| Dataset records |
● ● ● ● ●

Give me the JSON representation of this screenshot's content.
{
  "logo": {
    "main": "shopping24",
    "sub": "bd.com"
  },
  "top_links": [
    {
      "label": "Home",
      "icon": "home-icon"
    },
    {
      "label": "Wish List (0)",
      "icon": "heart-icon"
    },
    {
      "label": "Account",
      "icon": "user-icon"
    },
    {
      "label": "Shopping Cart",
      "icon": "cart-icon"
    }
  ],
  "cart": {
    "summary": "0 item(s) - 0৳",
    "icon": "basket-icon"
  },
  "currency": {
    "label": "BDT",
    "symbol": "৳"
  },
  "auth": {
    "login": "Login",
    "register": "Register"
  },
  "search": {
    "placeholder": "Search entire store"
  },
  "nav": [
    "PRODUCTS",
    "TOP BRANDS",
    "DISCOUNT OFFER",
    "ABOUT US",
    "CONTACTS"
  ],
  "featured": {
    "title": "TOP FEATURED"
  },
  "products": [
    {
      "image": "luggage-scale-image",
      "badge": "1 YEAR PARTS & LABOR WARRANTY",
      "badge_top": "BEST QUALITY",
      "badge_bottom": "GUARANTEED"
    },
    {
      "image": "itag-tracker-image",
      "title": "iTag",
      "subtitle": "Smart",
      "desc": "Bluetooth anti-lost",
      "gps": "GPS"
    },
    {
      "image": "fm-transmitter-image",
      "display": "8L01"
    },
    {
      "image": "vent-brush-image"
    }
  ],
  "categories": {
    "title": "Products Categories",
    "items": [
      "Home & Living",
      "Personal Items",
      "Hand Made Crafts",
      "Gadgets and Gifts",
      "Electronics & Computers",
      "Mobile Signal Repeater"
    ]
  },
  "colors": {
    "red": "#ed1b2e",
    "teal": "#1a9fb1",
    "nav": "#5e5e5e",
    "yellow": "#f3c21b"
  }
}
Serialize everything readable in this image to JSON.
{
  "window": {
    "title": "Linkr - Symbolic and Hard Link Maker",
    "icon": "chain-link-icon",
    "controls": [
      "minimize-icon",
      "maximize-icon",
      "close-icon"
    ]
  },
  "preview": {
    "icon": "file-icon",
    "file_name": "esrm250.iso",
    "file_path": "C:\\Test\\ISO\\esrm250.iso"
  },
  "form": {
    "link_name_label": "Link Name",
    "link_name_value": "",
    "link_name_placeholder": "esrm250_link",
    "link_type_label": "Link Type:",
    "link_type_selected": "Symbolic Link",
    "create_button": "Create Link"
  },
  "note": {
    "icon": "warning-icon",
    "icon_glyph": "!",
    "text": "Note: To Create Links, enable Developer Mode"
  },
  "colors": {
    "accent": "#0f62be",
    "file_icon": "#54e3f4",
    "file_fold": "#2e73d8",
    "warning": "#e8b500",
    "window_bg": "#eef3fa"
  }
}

● ● ● ● ●

| Instructions to follow |
Write out every entry again exactly, please, with nothing missing.

| Task result |
Give me the JSON representation of this screenshot's content.
{
  "logo": {
    "main": "shopping24",
    "sub": "bd.com"
  },
  "top_links": [
    {
      "label": "Home",
      "icon": "home-icon"
    },
    {
      "label": "Wish List (0)",
      "icon": "heart-icon"
    },
    {
      "label": "Account",
      "icon": "user-icon"
    },
    {
      "label": "Shopping Cart",
      "icon": "cart-icon"
    }
  ],
  "cart": {
    "summary": "0 item(s) - 0৳",
    "icon": "basket-icon"
  },
  "currency": {
    "label": "BDT",
    "symbol": "৳"
  },
  "auth": {
    "login": "Login",
    "register": "Register"
  },
  "search": {
    "placeholder": "Search entire store"
  },
  "nav": [
    "PRODUCTS",
    "TOP BRANDS",
    "DISCOUNT OFFER",
    "ABOUT US",
    "CONTACTS"
  ],
  "featured": {
    "title": "TOP FEATURED"
  },
  "products": [
    {
      "image": "luggage-scale-image",
      "badge": "1 YEAR PARTS & LABOR WARRANTY",
      "badge_top": "BEST QUALITY",
      "badge_bottom": "GUARANTEED"
    },
    {
      "image": "itag-tracker-image",
      "title": "iTag",
      "subtitle": "Smart",
      "desc": "Bluetooth anti-lost",
      "gps": "GPS"
    },
    {
      "image": "fm-transmitter-image",
      "display": "8L01"
    },
    {
      "image": "vent-brush-image"
    }
  ],
  "categories": {
    "title": "Products Categories",
    "items": [
      "Home & Living",
      "Personal Items",
      "Hand Made Crafts",
      "Gadgets and Gifts",
      "Electronics & Computers",
      "Mobile Signal Repeater"
    ]
  },
  "colors": {
    "red": "#ed1b2e",
    "teal": "#1a9fb1",
    "nav": "#5e5e5e",
    "yellow": "#f3c21b"
  }
}
Serialize everything readable in this image to JSON.
{
  "window": {
    "title": "Linkr - Symbolic and Hard Link Maker",
    "icon": "chain-link-icon",
    "controls": [
      "minimize-icon",
      "maximize-icon",
      "close-icon"
    ]
  },
  "preview": {
    "icon": "file-icon",
    "file_name": "esrm250.iso",
    "file_path": "C:\\Test\\ISO\\esrm250.iso"
  },
  "form": {
    "link_name_label": "Link Name",
    "link_name_value": "",
    "link_name_placeholder": "esrm250_link",
    "link_type_label": "Link Type:",
    "link_type_selected": "Symbolic Link",
    "create_button": "Create Link"
  },
  "note": {
    "icon": "warning-icon",
    "icon_glyph": "!",
    "text": "Note: To Create Links, enable Developer Mode"
  },
  "colors": {
    "accent": "#0f62be",
    "file_icon": "#54e3f4",
    "file_fold": "#2e73d8",
    "warning": "#e8b500",
    "window_bg": "#eef3fa"
  }
}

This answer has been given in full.